Start of Input data

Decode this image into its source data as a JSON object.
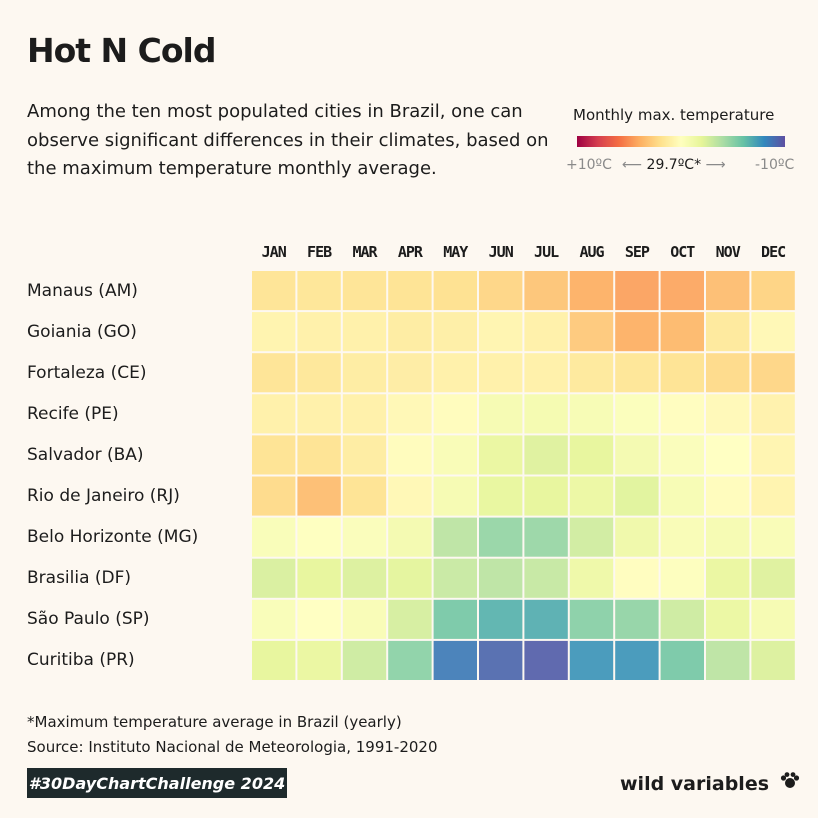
{
  "header": {
    "title": "Hot N Cold",
    "subtitle": "Among the ten most populated cities in Brazil, one can observe significant differences in their climates, based on the maximum temperature monthly average."
  },
  "legend": {
    "title": "Monthly max. temperature",
    "hot_label": "+10ºC",
    "mid_label": "29.7ºC*",
    "cold_label": "-10ºC",
    "arrow_left": "⟵",
    "arrow_right": "⟶"
  },
  "chart_data": {
    "type": "heatmap",
    "title": "Hot N Cold",
    "value_description": "Deviation of monthly max. temperature average from the Brazil yearly average (29.7ºC), ºC; positive = hotter",
    "scale": {
      "min": -10,
      "max": 10,
      "center": 0,
      "palette": "Spectral"
    },
    "months": [
      "JAN",
      "FEB",
      "MAR",
      "APR",
      "MAY",
      "JUN",
      "JUL",
      "AUG",
      "SEP",
      "OCT",
      "NOV",
      "DEC"
    ],
    "cities": [
      "Manaus (AM)",
      "Goiania (GO)",
      "Fortaleza (CE)",
      "Recife (PE)",
      "Salvador (BA)",
      "Rio de Janeiro (RJ)",
      "Belo Horizonte (MG)",
      "Brasilia (DF)",
      "São Paulo (SP)",
      "Curitiba (PR)"
    ],
    "values": [
      [
        1.8,
        1.7,
        1.8,
        1.9,
        2.0,
        2.5,
        3.2,
        4.0,
        4.5,
        4.3,
        3.5,
        2.6
      ],
      [
        0.8,
        1.0,
        1.0,
        1.3,
        1.1,
        0.7,
        1.0,
        3.0,
        4.0,
        3.7,
        1.5,
        0.5
      ],
      [
        1.8,
        1.6,
        1.3,
        1.2,
        1.0,
        1.0,
        1.0,
        1.5,
        1.7,
        1.9,
        2.3,
        2.5
      ],
      [
        1.0,
        1.0,
        1.0,
        0.5,
        0.2,
        -0.8,
        -0.9,
        -0.7,
        -0.3,
        0.1,
        0.4,
        0.9
      ],
      [
        1.9,
        1.9,
        1.3,
        0.2,
        -0.6,
        -1.8,
        -2.3,
        -2.0,
        -1.0,
        -0.4,
        0.0,
        0.7
      ],
      [
        2.3,
        3.5,
        1.9,
        0.5,
        -0.8,
        -1.9,
        -2.0,
        -1.6,
        -2.2,
        -0.7,
        0.2,
        0.8
      ],
      [
        -0.5,
        -0.1,
        -0.4,
        -1.0,
        -3.5,
        -4.7,
        -4.6,
        -2.8,
        -1.3,
        -0.6,
        -0.8,
        -0.6
      ],
      [
        -2.5,
        -2.0,
        -2.4,
        -2.1,
        -3.1,
        -3.5,
        -3.2,
        -1.4,
        0.1,
        -0.2,
        -1.8,
        -2.3
      ],
      [
        -0.5,
        0.0,
        -0.6,
        -2.6,
        -5.6,
        -6.6,
        -6.8,
        -5.1,
        -4.8,
        -2.9,
        -1.7,
        -0.8
      ],
      [
        -2.0,
        -1.8,
        -2.9,
        -5.0,
        -8.5,
        -9.2,
        -9.5,
        -7.6,
        -7.6,
        -5.6,
        -3.5,
        -2.4
      ]
    ]
  },
  "footer": {
    "note": "*Maximum temperature average in Brazil (yearly)",
    "source": "Source: Instituto Nacional de Meteorologia, 1991-2020",
    "badge": "#30DayChartChallenge 2024",
    "brand": "wild variables",
    "brand_icon": "paw-icon"
  }
}
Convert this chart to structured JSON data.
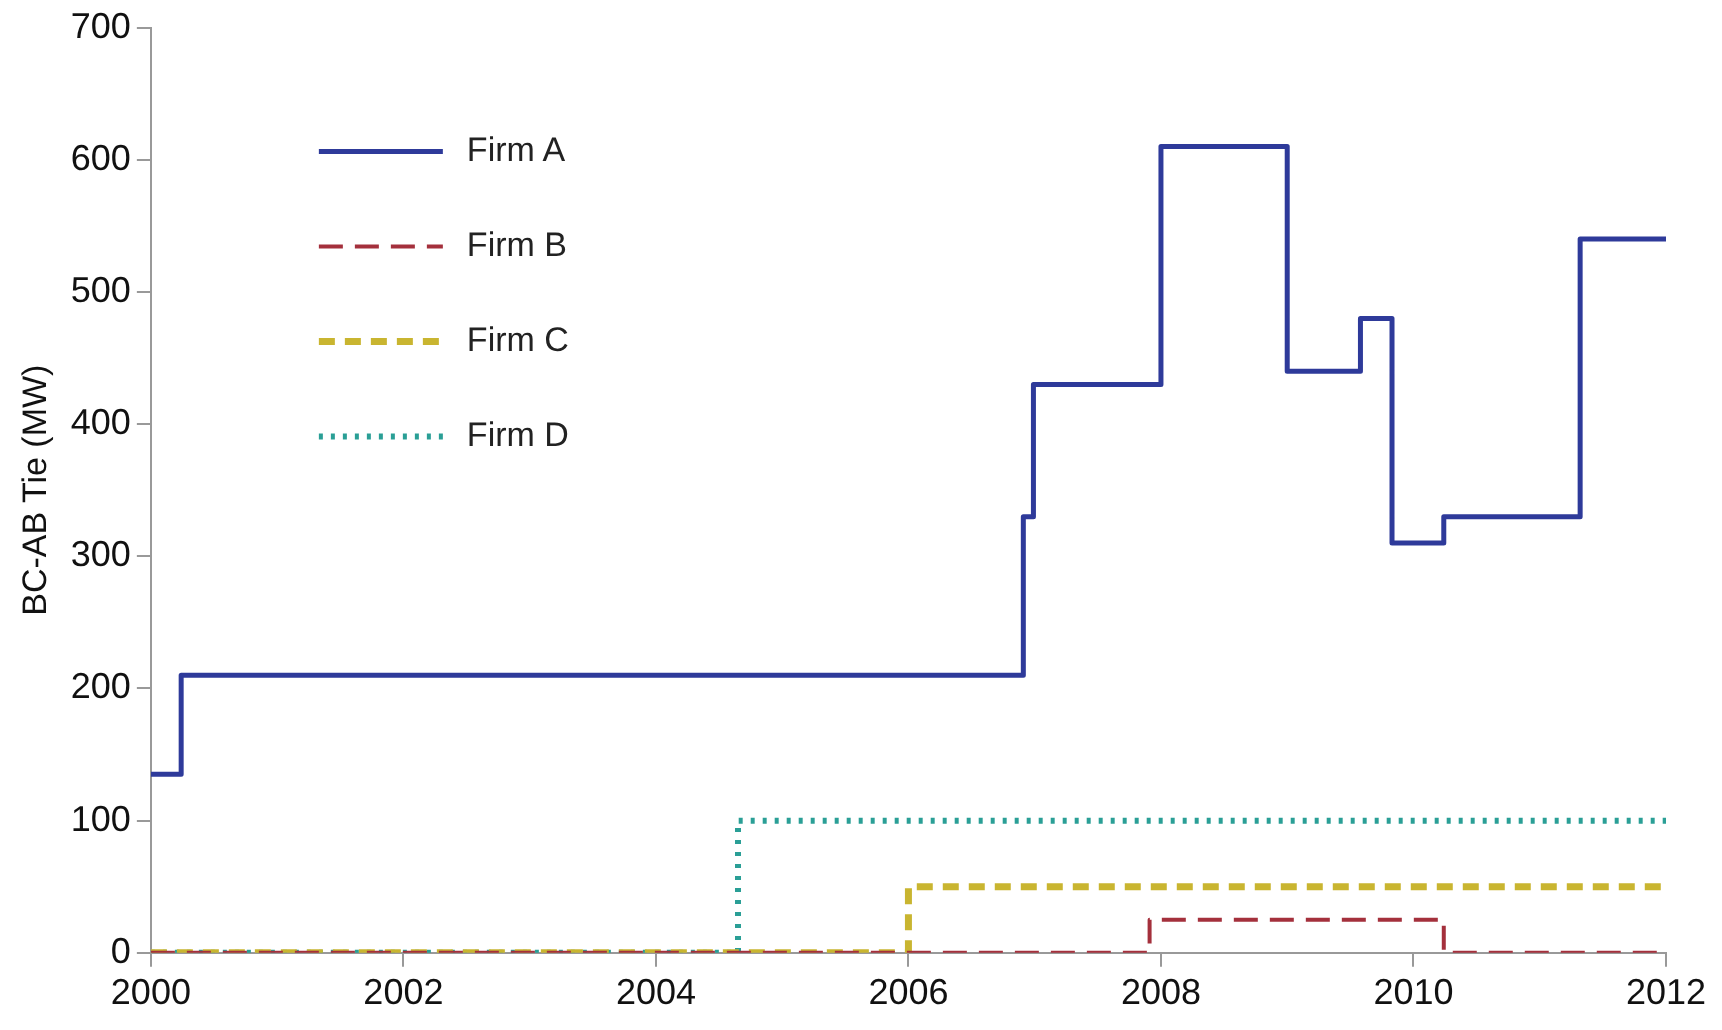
{
  "chart_data": {
    "type": "step",
    "ylabel": "BC-AB Tie (MW)",
    "xlim": [
      2000,
      2012
    ],
    "xticks": [
      2000,
      2002,
      2004,
      2006,
      2008,
      2010,
      2012
    ],
    "ylim": [
      0,
      700
    ],
    "yticks": [
      0,
      100,
      200,
      300,
      400,
      500,
      600,
      700
    ],
    "grid": false,
    "legend": "top left",
    "series": [
      {
        "name": "Firm A",
        "color": "#2e3a9a",
        "line_style": "solid",
        "x": [
          2000,
          2000.24,
          2006.91,
          2006.99,
          2008,
          2009,
          2009.58,
          2009.83,
          2010.24,
          2011.32,
          2012
        ],
        "values": [
          135,
          210,
          330,
          430,
          610,
          440,
          480,
          310,
          330,
          540,
          540
        ]
      },
      {
        "name": "Firm B",
        "color": "#a4303c",
        "line_style": "dashed",
        "x": [
          2000,
          2007.91,
          2010.24,
          2012
        ],
        "values": [
          0,
          25,
          0,
          0
        ]
      },
      {
        "name": "Firm C",
        "color": "#c9b530",
        "line_style": "dashed",
        "x": [
          2000,
          2006,
          2012
        ],
        "values": [
          0,
          50,
          50
        ]
      },
      {
        "name": "Firm D",
        "color": "#2a9f96",
        "line_style": "dotted",
        "x": [
          2000,
          2004.65,
          2012
        ],
        "values": [
          0,
          100,
          100
        ]
      }
    ]
  }
}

End of Input data

* What is needed:
Leave out the pictures and copy everything else in the records word for word.

* Reply to the task:
Decode this image into its source data as a JSON object.
{
  "header": {
    "title": "Hot N Cold",
    "subtitle": "Among the ten most populated cities in Brazil, one can observe significant differences in their climates, based on the maximum temperature monthly average."
  },
  "legend": {
    "title": "Monthly max. temperature",
    "hot_label": "+10ºC",
    "mid_label": "29.7ºC*",
    "cold_label": "-10ºC",
    "arrow_left": "⟵",
    "arrow_right": "⟶"
  },
  "chart_data": {
    "type": "heatmap",
    "title": "Hot N Cold",
    "value_description": "Deviation of monthly max. temperature average from the Brazil yearly average (29.7ºC), ºC; positive = hotter",
    "scale": {
      "min": -10,
      "max": 10,
      "center": 0,
      "palette": "Spectral"
    },
    "months": [
      "JAN",
      "FEB",
      "MAR",
      "APR",
      "MAY",
      "JUN",
      "JUL",
      "AUG",
      "SEP",
      "OCT",
      "NOV",
      "DEC"
    ],
    "cities": [
      "Manaus (AM)",
      "Goiania (GO)",
      "Fortaleza (CE)",
      "Recife (PE)",
      "Salvador (BA)",
      "Rio de Janeiro (RJ)",
      "Belo Horizonte (MG)",
      "Brasilia (DF)",
      "São Paulo (SP)",
      "Curitiba (PR)"
    ],
    "values": [
      [
        1.8,
        1.7,
        1.8,
        1.9,
        2.0,
        2.5,
        3.2,
        4.0,
        4.5,
        4.3,
        3.5,
        2.6
      ],
      [
        0.8,
        1.0,
        1.0,
        1.3,
        1.1,
        0.7,
        1.0,
        3.0,
        4.0,
        3.7,
        1.5,
        0.5
      ],
      [
        1.8,
        1.6,
        1.3,
        1.2,
        1.0,
        1.0,
        1.0,
        1.5,
        1.7,
        1.9,
        2.3,
        2.5
      ],
      [
        1.0,
        1.0,
        1.0,
        0.5,
        0.2,
        -0.8,
        -0.9,
        -0.7,
        -0.3,
        0.1,
        0.4,
        0.9
      ],
      [
        1.9,
        1.9,
        1.3,
        0.2,
        -0.6,
        -1.8,
        -2.3,
        -2.0,
        -1.0,
        -0.4,
        0.0,
        0.7
      ],
      [
        2.3,
        3.5,
        1.9,
        0.5,
        -0.8,
        -1.9,
        -2.0,
        -1.6,
        -2.2,
        -0.7,
        0.2,
        0.8
      ],
      [
        -0.5,
        -0.1,
        -0.4,
        -1.0,
        -3.5,
        -4.7,
        -4.6,
        -2.8,
        -1.3,
        -0.6,
        -0.8,
        -0.6
      ],
      [
        -2.5,
        -2.0,
        -2.4,
        -2.1,
        -3.1,
        -3.5,
        -3.2,
        -1.4,
        0.1,
        -0.2,
        -1.8,
        -2.3
      ],
      [
        -0.5,
        0.0,
        -0.6,
        -2.6,
        -5.6,
        -6.6,
        -6.8,
        -5.1,
        -4.8,
        -2.9,
        -1.7,
        -0.8
      ],
      [
        -2.0,
        -1.8,
        -2.9,
        -5.0,
        -8.5,
        -9.2,
        -9.5,
        -7.6,
        -7.6,
        -5.6,
        -3.5,
        -2.4
      ]
    ]
  },
  "footer": {
    "note": "*Maximum temperature average in Brazil (yearly)",
    "source": "Source: Instituto Nacional de Meteorologia, 1991-2020",
    "badge": "#30DayChartChallenge 2024",
    "brand": "wild variables",
    "brand_icon": "paw-icon"
  }
}
Convert this chart to structured JSON data.
{
  "chart_data": {
    "type": "step",
    "ylabel": "BC-AB Tie (MW)",
    "xlim": [
      2000,
      2012
    ],
    "xticks": [
      2000,
      2002,
      2004,
      2006,
      2008,
      2010,
      2012
    ],
    "ylim": [
      0,
      700
    ],
    "yticks": [
      0,
      100,
      200,
      300,
      400,
      500,
      600,
      700
    ],
    "grid": false,
    "legend": "top left",
    "series": [
      {
        "name": "Firm A",
        "color": "#2e3a9a",
        "line_style": "solid",
        "x": [
          2000,
          2000.24,
          2006.91,
          2006.99,
          2008,
          2009,
          2009.58,
          2009.83,
          2010.24,
          2011.32,
          2012
        ],
        "values": [
          135,
          210,
          330,
          430,
          610,
          440,
          480,
          310,
          330,
          540,
          540
        ]
      },
      {
        "name": "Firm B",
        "color": "#a4303c",
        "line_style": "dashed",
        "x": [
          2000,
          2007.91,
          2010.24,
          2012
        ],
        "values": [
          0,
          25,
          0,
          0
        ]
      },
      {
        "name": "Firm C",
        "color": "#c9b530",
        "line_style": "dashed",
        "x": [
          2000,
          2006,
          2012
        ],
        "values": [
          0,
          50,
          50
        ]
      },
      {
        "name": "Firm D",
        "color": "#2a9f96",
        "line_style": "dotted",
        "x": [
          2000,
          2004.65,
          2012
        ],
        "values": [
          0,
          100,
          100
        ]
      }
    ]
  }
}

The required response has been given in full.